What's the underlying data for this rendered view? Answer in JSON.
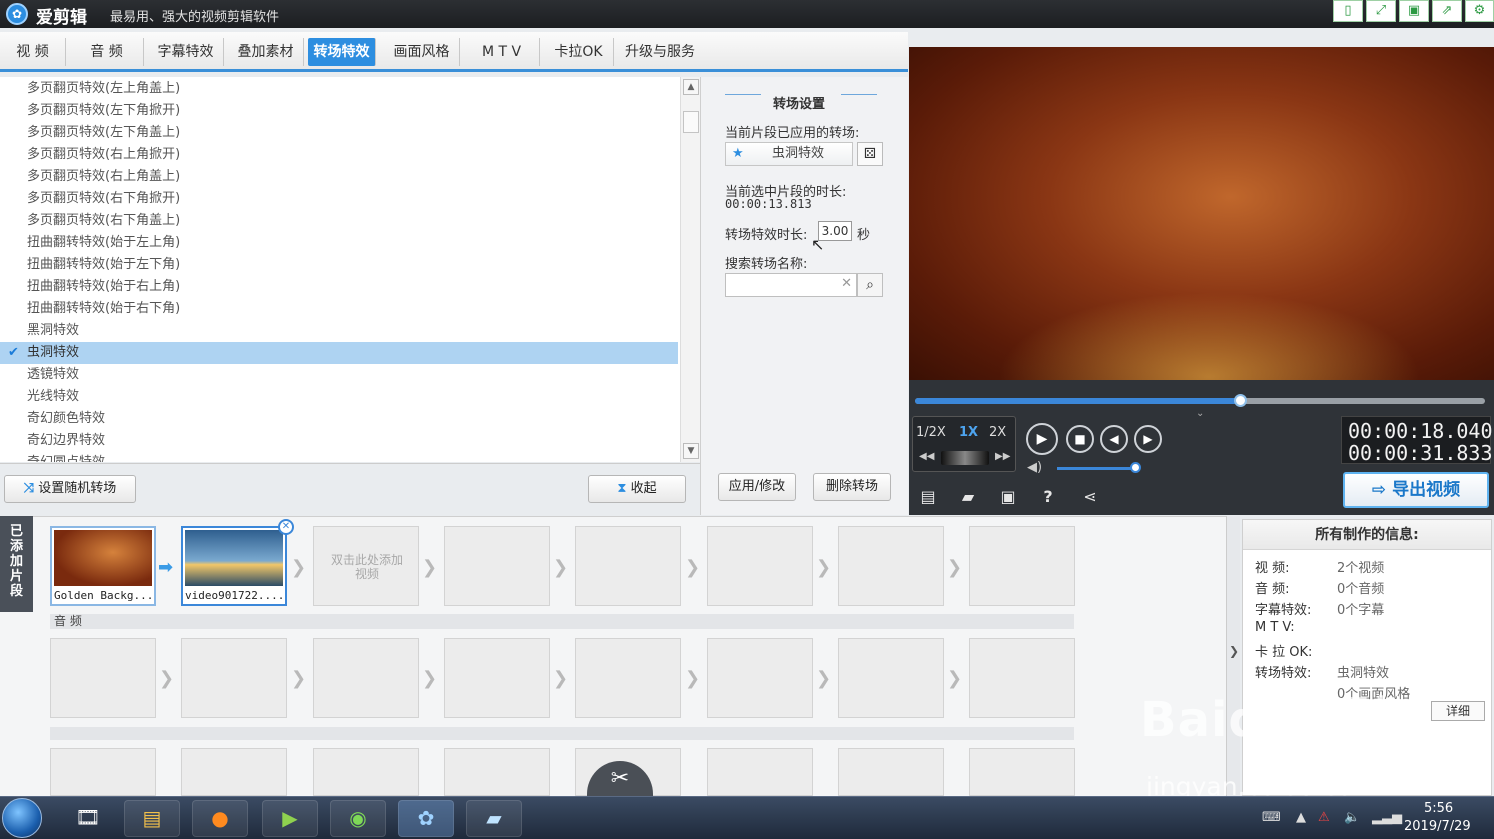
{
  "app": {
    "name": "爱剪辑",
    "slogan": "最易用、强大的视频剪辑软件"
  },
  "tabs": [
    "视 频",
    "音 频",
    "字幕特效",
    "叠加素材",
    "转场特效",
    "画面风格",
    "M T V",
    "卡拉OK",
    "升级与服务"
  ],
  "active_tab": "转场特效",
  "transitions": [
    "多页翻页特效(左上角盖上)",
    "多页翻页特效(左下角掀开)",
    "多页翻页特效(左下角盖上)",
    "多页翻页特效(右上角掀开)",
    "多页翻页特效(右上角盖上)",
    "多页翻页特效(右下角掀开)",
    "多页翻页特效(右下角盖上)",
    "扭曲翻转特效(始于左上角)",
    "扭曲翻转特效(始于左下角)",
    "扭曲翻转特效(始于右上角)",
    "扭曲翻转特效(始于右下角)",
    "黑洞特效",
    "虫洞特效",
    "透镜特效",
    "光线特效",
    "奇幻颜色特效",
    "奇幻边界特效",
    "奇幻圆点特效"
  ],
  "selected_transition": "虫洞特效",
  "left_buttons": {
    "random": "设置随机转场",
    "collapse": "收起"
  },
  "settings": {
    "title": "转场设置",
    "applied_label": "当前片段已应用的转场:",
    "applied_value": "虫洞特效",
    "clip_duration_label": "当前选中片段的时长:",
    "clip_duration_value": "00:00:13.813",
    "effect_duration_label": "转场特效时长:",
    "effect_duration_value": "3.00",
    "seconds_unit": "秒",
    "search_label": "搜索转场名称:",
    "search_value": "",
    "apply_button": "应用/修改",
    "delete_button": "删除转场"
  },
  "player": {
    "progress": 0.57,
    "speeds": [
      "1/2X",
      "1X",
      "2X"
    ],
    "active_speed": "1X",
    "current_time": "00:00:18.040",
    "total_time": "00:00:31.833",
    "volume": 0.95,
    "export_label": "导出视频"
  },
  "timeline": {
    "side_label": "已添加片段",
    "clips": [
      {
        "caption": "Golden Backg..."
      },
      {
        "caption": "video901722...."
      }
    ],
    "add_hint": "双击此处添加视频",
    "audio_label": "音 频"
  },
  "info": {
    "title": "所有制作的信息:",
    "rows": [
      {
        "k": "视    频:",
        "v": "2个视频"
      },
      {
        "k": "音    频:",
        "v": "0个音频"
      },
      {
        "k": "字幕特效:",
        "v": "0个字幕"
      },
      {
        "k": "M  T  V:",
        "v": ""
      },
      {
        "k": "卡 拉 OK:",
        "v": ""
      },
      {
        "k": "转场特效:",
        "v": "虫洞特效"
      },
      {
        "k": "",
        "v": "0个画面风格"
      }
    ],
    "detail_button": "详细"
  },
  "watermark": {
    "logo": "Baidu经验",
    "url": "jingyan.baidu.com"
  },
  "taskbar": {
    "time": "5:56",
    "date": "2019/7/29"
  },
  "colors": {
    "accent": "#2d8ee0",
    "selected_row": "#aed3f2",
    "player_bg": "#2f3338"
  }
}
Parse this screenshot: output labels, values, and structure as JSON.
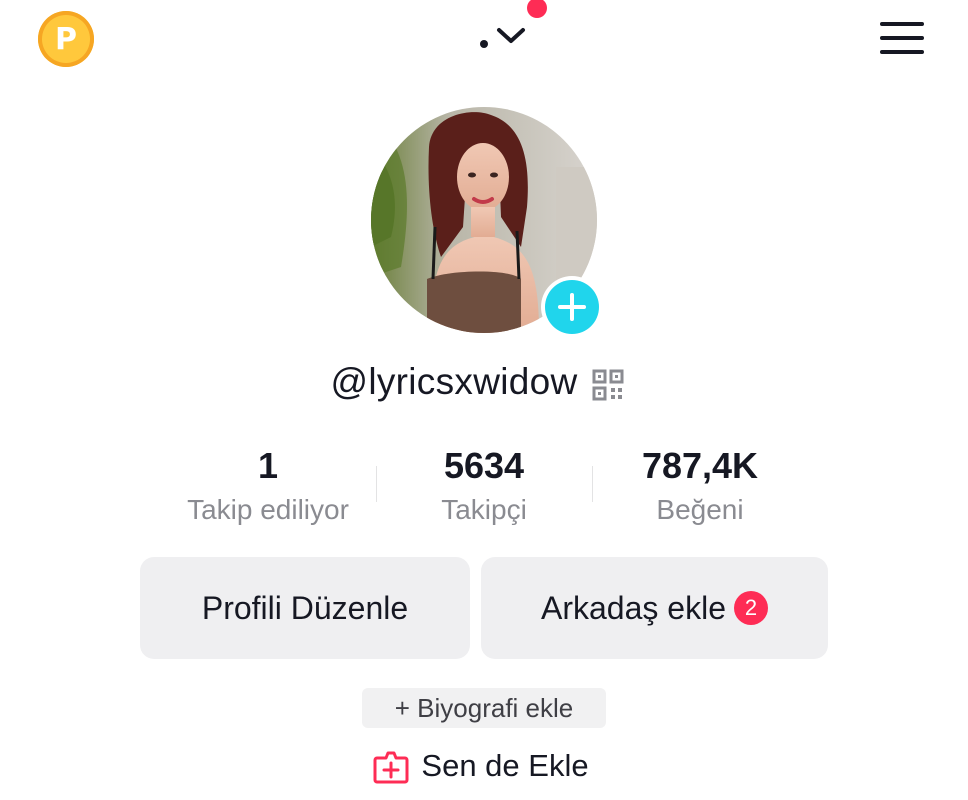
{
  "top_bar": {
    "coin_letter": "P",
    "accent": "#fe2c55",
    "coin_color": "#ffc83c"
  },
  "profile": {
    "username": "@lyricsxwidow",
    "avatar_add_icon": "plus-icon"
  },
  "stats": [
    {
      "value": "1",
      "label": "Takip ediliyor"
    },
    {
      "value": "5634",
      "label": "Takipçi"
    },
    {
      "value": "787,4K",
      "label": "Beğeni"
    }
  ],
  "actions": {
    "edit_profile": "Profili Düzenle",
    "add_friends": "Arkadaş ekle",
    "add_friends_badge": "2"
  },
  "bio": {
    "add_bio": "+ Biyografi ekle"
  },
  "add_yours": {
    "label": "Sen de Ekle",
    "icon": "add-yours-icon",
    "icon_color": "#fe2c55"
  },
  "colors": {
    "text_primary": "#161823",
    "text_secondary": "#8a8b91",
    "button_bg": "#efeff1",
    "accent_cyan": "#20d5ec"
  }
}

###

Starting at the line that holds "Parse this screenshot: output", copy each line exactly through the end of the listing, both ends included. Leave the pictures out.

▶ **TASK RESPONSE**
Parse this screenshot: output labels, values, and structure as JSON.
{
  "top_bar": {
    "coin_letter": "P",
    "accent": "#fe2c55",
    "coin_color": "#ffc83c"
  },
  "profile": {
    "username": "@lyricsxwidow",
    "avatar_add_icon": "plus-icon"
  },
  "stats": [
    {
      "value": "1",
      "label": "Takip ediliyor"
    },
    {
      "value": "5634",
      "label": "Takipçi"
    },
    {
      "value": "787,4K",
      "label": "Beğeni"
    }
  ],
  "actions": {
    "edit_profile": "Profili Düzenle",
    "add_friends": "Arkadaş ekle",
    "add_friends_badge": "2"
  },
  "bio": {
    "add_bio": "+ Biyografi ekle"
  },
  "add_yours": {
    "label": "Sen de Ekle",
    "icon": "add-yours-icon",
    "icon_color": "#fe2c55"
  },
  "colors": {
    "text_primary": "#161823",
    "text_secondary": "#8a8b91",
    "button_bg": "#efeff1",
    "accent_cyan": "#20d5ec"
  }
}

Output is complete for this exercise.